─── Record list

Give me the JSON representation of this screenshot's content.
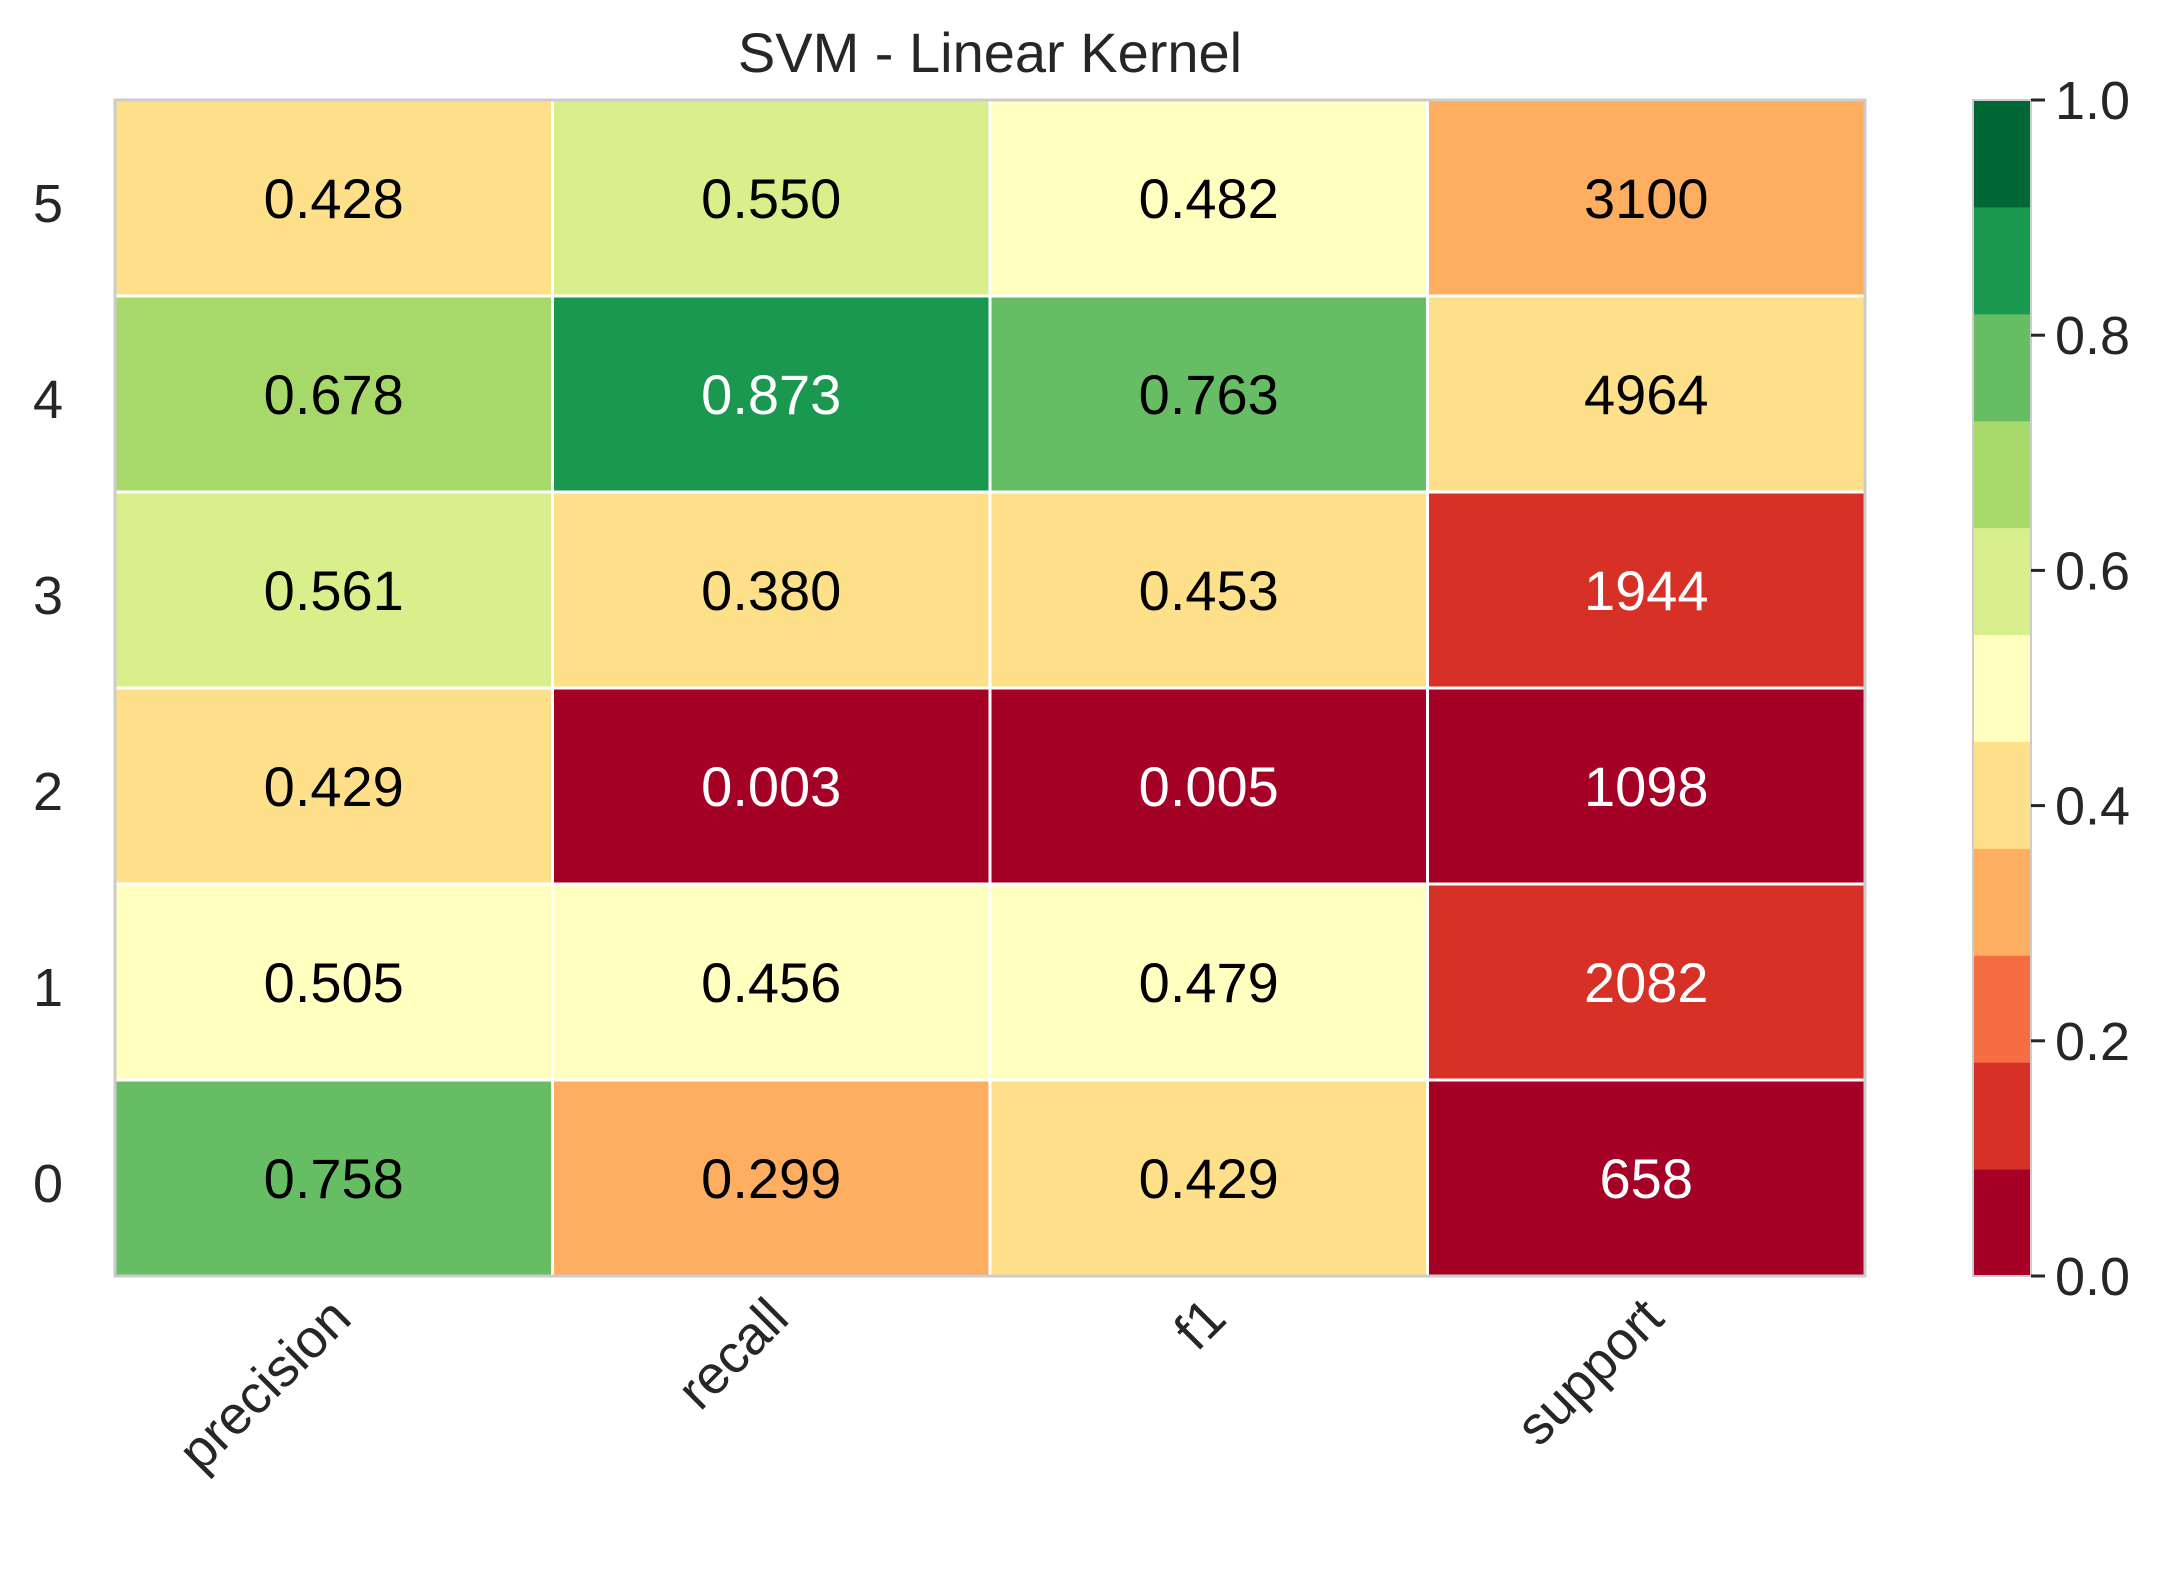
{
  "chart_data": {
    "type": "heatmap",
    "title": "SVM - Linear Kernel",
    "xlabel": "",
    "ylabel": "",
    "columns": [
      "precision",
      "recall",
      "f1",
      "support"
    ],
    "rows": [
      "5",
      "4",
      "3",
      "2",
      "1",
      "0"
    ],
    "values": [
      [
        0.428,
        0.55,
        0.482,
        3100
      ],
      [
        0.678,
        0.873,
        0.763,
        4964
      ],
      [
        0.561,
        0.38,
        0.453,
        1944
      ],
      [
        0.429,
        0.003,
        0.005,
        1098
      ],
      [
        0.505,
        0.456,
        0.479,
        2082
      ],
      [
        0.758,
        0.299,
        0.429,
        658
      ]
    ],
    "labels": [
      [
        "0.428",
        "0.550",
        "0.482",
        "3100"
      ],
      [
        "0.678",
        "0.873",
        "0.763",
        "4964"
      ],
      [
        "0.561",
        "0.380",
        "0.453",
        "1944"
      ],
      [
        "0.429",
        "0.003",
        "0.005",
        "1098"
      ],
      [
        "0.505",
        "0.456",
        "0.479",
        "2082"
      ],
      [
        "0.758",
        "0.299",
        "0.429",
        "658"
      ]
    ],
    "color_fraction": [
      [
        0.428,
        0.55,
        0.482,
        0.283
      ],
      [
        0.678,
        0.873,
        0.763,
        0.373
      ],
      [
        0.561,
        0.38,
        0.453,
        0.13
      ],
      [
        0.429,
        0.003,
        0.005,
        0.045
      ],
      [
        0.505,
        0.456,
        0.479,
        0.138
      ],
      [
        0.758,
        0.299,
        0.429,
        0.0
      ]
    ],
    "colorbar": {
      "range": [
        0.0,
        1.0
      ],
      "ticks": [
        "0.0",
        "0.2",
        "0.4",
        "0.6",
        "0.8",
        "1.0"
      ],
      "palette": [
        "#a50026",
        "#d73027",
        "#f46d43",
        "#fdae61",
        "#fee08b",
        "#ffffbf",
        "#d9ef8b",
        "#a6d96a",
        "#66bd63",
        "#1a9850",
        "#006837"
      ]
    },
    "grid": false,
    "legend": "colorbar-right"
  }
}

──────

Prompt:
Print every record above exactly as written, leaving out the pictures.

The response:
Give me the JSON representation of this screenshot's content.
{
  "chart_data": {
    "type": "heatmap",
    "title": "SVM - Linear Kernel",
    "xlabel": "",
    "ylabel": "",
    "columns": [
      "precision",
      "recall",
      "f1",
      "support"
    ],
    "rows": [
      "5",
      "4",
      "3",
      "2",
      "1",
      "0"
    ],
    "values": [
      [
        0.428,
        0.55,
        0.482,
        3100
      ],
      [
        0.678,
        0.873,
        0.763,
        4964
      ],
      [
        0.561,
        0.38,
        0.453,
        1944
      ],
      [
        0.429,
        0.003,
        0.005,
        1098
      ],
      [
        0.505,
        0.456,
        0.479,
        2082
      ],
      [
        0.758,
        0.299,
        0.429,
        658
      ]
    ],
    "labels": [
      [
        "0.428",
        "0.550",
        "0.482",
        "3100"
      ],
      [
        "0.678",
        "0.873",
        "0.763",
        "4964"
      ],
      [
        "0.561",
        "0.380",
        "0.453",
        "1944"
      ],
      [
        "0.429",
        "0.003",
        "0.005",
        "1098"
      ],
      [
        "0.505",
        "0.456",
        "0.479",
        "2082"
      ],
      [
        "0.758",
        "0.299",
        "0.429",
        "658"
      ]
    ],
    "color_fraction": [
      [
        0.428,
        0.55,
        0.482,
        0.283
      ],
      [
        0.678,
        0.873,
        0.763,
        0.373
      ],
      [
        0.561,
        0.38,
        0.453,
        0.13
      ],
      [
        0.429,
        0.003,
        0.005,
        0.045
      ],
      [
        0.505,
        0.456,
        0.479,
        0.138
      ],
      [
        0.758,
        0.299,
        0.429,
        0.0
      ]
    ],
    "colorbar": {
      "range": [
        0.0,
        1.0
      ],
      "ticks": [
        "0.0",
        "0.2",
        "0.4",
        "0.6",
        "0.8",
        "1.0"
      ],
      "palette": [
        "#a50026",
        "#d73027",
        "#f46d43",
        "#fdae61",
        "#fee08b",
        "#ffffbf",
        "#d9ef8b",
        "#a6d96a",
        "#66bd63",
        "#1a9850",
        "#006837"
      ]
    },
    "grid": false,
    "legend": "colorbar-right"
  }
}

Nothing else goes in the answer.